Brief 1 – From the records, copy every line verbatim between the line containing "Decompose this screenshot" and the line containing "- legend-label: ECMWF", including both of those lines. Leave out the picture.

Selected extract –
Research

THE POLITICAL SUPREME COURT

Picture of the Chase Court in February 1867

My forthcoming book, The Political Supreme Court: The Forgotten History of Justices, Parties, & the People’s Constitution, will be published by UNC Press’s W. Hodding Carter III Books imprint in Fall 2026. The book explores the world of Supreme Court justices in the nineteenth century. Today’s Supreme Court justices bristle at the label “politicians in robes,” insisting that they operate above the fray of partisan politics. But for the first century of the nation’s history, the Court was unmistakably a political institution, designed to play an integral role in the everyday politics of the moment. Justices maintained their partisan relationships when they joined the bench without fear of corruption or undue bias, and they remained deeply involved in civic debate and the electoral process while on the Court. In addition to hearing cases in the capital, each justice spent much of his time “riding circuit” and presiding over federal trial courts. On circuit and in Washington, nineteenth-century justices wrote for partisan newspapers, drafted legislation, advised partisan allies, campaigned for colleagues, and even ran for political offices from the bench. Through these political interactions, members of the Court could contribute more effectively to debates about the Constitution’s meaning at a time when most Americans did not believe in judicial supremacy.

Data for the task –
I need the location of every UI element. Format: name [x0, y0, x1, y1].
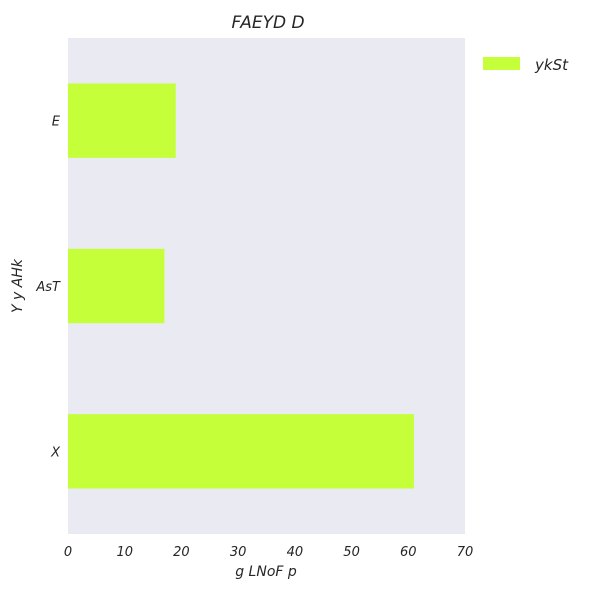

==

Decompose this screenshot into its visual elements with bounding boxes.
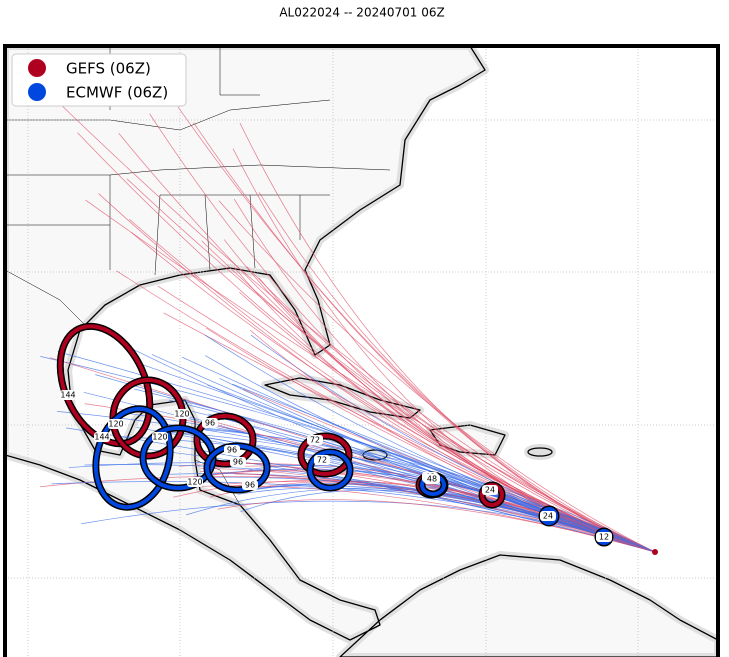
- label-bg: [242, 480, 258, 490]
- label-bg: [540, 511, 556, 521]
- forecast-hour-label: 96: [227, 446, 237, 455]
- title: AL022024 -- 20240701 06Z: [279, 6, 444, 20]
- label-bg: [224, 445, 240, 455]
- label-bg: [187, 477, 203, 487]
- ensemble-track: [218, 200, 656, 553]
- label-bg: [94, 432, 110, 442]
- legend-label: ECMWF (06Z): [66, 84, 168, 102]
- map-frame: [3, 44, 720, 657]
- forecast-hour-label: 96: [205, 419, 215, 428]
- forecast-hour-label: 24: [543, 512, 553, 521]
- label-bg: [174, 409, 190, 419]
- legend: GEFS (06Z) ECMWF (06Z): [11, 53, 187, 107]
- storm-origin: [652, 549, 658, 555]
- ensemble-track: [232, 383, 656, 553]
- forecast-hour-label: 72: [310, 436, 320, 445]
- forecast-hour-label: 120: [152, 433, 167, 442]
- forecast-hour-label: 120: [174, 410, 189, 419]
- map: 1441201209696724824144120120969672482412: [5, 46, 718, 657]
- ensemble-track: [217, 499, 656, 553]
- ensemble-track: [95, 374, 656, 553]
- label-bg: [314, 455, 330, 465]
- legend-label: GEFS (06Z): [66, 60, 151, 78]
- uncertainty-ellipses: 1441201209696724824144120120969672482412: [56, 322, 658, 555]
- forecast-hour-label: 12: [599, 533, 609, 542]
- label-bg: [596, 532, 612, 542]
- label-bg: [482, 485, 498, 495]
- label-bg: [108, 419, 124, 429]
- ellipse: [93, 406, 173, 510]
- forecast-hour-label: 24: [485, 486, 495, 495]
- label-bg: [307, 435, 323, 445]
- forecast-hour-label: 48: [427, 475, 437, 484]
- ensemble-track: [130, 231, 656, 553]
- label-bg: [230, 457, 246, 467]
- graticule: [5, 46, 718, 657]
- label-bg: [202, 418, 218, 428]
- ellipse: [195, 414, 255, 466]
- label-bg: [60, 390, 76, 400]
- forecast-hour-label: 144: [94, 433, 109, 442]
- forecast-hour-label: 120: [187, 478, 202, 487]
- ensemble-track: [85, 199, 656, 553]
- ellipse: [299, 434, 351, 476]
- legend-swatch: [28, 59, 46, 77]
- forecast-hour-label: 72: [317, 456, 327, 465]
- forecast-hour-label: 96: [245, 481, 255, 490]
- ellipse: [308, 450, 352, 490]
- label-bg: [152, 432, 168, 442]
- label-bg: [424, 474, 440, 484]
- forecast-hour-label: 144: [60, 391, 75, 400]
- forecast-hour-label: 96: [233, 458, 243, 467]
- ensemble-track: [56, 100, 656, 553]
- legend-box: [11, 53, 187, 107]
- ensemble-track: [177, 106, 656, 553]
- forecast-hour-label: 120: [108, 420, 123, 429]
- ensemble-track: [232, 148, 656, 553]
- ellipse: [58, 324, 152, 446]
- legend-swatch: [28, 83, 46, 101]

Brief 2 – Continue the passage about the book on the nineteenth-century Supreme Court, starting right after its final sentence.

Written reply 1 –
Decompose this screenshot into its visual elements with bounding boxes.
- label-bg: [242, 480, 258, 490]
- label-bg: [540, 511, 556, 521]
- forecast-hour-label: 96: [227, 446, 237, 455]
- title: AL022024 -- 20240701 06Z: [279, 6, 444, 20]
- label-bg: [224, 445, 240, 455]
- label-bg: [187, 477, 203, 487]
- ensemble-track: [218, 200, 656, 553]
- label-bg: [94, 432, 110, 442]
- legend-label: ECMWF (06Z): [66, 84, 168, 102]

Written reply 2 –
The Political Supreme Court recovers the justices’ integral role in the era’s turbulent politics and reveals how their role began to shift as the legal community refashioned the Court as an apolitical body at the turn of the twentieth century. I explain that this set the stage for the emergence of an increasingly powerful modern Court that also grew more isolated from the people.

I previewed some of these themes in an article in the December 2022 issue of The Journal of Supreme Court History, entitled “Anatomy of a Presidential Campaign from the Supreme Court Bench: John McLean, Levi Woodbury, and the Election of 1848,” which won the Hughes-Gossett Award from the Supreme Court Historical Society. (Please contact me if you would like a copy of the article and do not have institutional access.)

My research for this project has been graciously funded by the National Endowment for the Humanities, the Kluge Center at the Library of Congress, the Virginia Historical Society, and the Fred W. Smith National Library for the Study of George Washington at Mount Vernon.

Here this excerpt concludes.